- To do
Copy out every record below with complete accuracy.

Stored records:
■ ■ ■ ■ ■ ■ ■
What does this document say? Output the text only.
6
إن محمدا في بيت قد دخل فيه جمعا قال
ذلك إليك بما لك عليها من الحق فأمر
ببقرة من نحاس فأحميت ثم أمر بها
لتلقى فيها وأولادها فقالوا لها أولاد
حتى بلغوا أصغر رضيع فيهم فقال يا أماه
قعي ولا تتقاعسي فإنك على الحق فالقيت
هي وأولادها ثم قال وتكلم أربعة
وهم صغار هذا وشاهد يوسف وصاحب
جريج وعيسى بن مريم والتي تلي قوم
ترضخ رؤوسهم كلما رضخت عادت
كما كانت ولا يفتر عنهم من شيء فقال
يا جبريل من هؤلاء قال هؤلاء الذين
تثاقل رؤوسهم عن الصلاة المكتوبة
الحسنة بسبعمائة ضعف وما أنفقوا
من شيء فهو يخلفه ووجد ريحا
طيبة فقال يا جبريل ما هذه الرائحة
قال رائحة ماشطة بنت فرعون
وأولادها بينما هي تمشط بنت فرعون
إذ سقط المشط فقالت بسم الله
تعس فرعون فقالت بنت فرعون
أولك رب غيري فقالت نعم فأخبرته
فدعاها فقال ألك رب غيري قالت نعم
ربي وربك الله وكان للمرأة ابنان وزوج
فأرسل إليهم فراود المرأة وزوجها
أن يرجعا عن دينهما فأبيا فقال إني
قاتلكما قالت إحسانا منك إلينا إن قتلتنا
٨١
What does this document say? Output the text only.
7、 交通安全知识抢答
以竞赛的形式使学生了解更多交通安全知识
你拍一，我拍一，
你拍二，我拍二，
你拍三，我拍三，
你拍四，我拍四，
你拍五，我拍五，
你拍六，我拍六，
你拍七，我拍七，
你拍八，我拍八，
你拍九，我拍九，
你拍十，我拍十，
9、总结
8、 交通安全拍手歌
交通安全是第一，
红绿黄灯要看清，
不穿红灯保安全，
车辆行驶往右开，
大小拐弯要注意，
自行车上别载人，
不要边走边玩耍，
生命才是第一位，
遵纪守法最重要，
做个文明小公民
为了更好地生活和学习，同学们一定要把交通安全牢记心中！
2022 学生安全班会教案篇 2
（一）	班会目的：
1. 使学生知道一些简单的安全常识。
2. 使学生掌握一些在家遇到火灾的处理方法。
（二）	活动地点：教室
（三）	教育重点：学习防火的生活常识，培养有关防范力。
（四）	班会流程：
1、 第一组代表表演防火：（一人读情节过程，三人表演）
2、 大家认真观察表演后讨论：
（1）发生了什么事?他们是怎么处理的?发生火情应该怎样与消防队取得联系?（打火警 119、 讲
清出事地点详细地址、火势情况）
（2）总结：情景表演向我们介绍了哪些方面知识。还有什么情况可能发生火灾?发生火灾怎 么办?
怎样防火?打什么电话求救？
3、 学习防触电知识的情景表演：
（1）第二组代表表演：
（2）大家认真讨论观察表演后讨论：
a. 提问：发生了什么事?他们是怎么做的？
■ ■ ■ ■ ■ ■ ■
- Result for this task
What does this document say? Output the text only.
6
إن محمدا في بيت قد دخل فيه جمعا قال
ذلك إليك بما لك عليها من الحق فأمر
ببقرة من نحاس فأحميت ثم أمر بها
لتلقى فيها وأولادها فقالوا لها أولاد
حتى بلغوا أصغر رضيع فيهم فقال يا أماه
قعي ولا تتقاعسي فإنك على الحق فالقيت
هي وأولادها ثم قال وتكلم أربعة
وهم صغار هذا وشاهد يوسف وصاحب
جريج وعيسى بن مريم والتي تلي قوم
ترضخ رؤوسهم كلما رضخت عادت
كما كانت ولا يفتر عنهم من شيء فقال
يا جبريل من هؤلاء قال هؤلاء الذين
تثاقل رؤوسهم عن الصلاة المكتوبة
الحسنة بسبعمائة ضعف وما أنفقوا
من شيء فهو يخلفه ووجد ريحا
طيبة فقال يا جبريل ما هذه الرائحة
قال رائحة ماشطة بنت فرعون
وأولادها بينما هي تمشط بنت فرعون
إذ سقط المشط فقالت بسم الله
تعس فرعون فقالت بنت فرعون
أولك رب غيري فقالت نعم فأخبرته
فدعاها فقال ألك رب غيري قالت نعم
ربي وربك الله وكان للمرأة ابنان وزوج
فأرسل إليهم فراود المرأة وزوجها
أن يرجعا عن دينهما فأبيا فقال إني
قاتلكما قالت إحسانا منك إلينا إن قتلتنا
٨١
What does this document say? Output the text only.
7、 交通安全知识抢答
以竞赛的形式使学生了解更多交通安全知识
你拍一，我拍一，
你拍二，我拍二，
你拍三，我拍三，
你拍四，我拍四，
你拍五，我拍五，
你拍六，我拍六，
你拍七，我拍七，
你拍八，我拍八，
你拍九，我拍九，
你拍十，我拍十，
9、总结
8、 交通安全拍手歌
交通安全是第一，
红绿黄灯要看清，
不穿红灯保安全，
车辆行驶往右开，
大小拐弯要注意，
自行车上别载人，
不要边走边玩耍，
生命才是第一位，
遵纪守法最重要，
做个文明小公民
为了更好地生活和学习，同学们一定要把交通安全牢记心中！
2022 学生安全班会教案篇 2
（一）	班会目的：
1. 使学生知道一些简单的安全常识。
2. 使学生掌握一些在家遇到火灾的处理方法。
（二）	活动地点：教室
（三）	教育重点：学习防火的生活常识，培养有关防范力。
（四）	班会流程：
1、 第一组代表表演防火：（一人读情节过程，三人表演）
2、 大家认真观察表演后讨论：
（1）发生了什么事?他们是怎么处理的?发生火情应该怎样与消防队取得联系?（打火警 119、 讲
清出事地点详细地址、火势情况）
（2）总结：情景表演向我们介绍了哪些方面知识。还有什么情况可能发生火灾?发生火灾怎 么办?
怎样防火?打什么电话求救？
3、 学习防触电知识的情景表演：
（1）第二组代表表演：
（2）大家认真讨论观察表演后讨论：
a. 提问：发生了什么事?他们是怎么做的？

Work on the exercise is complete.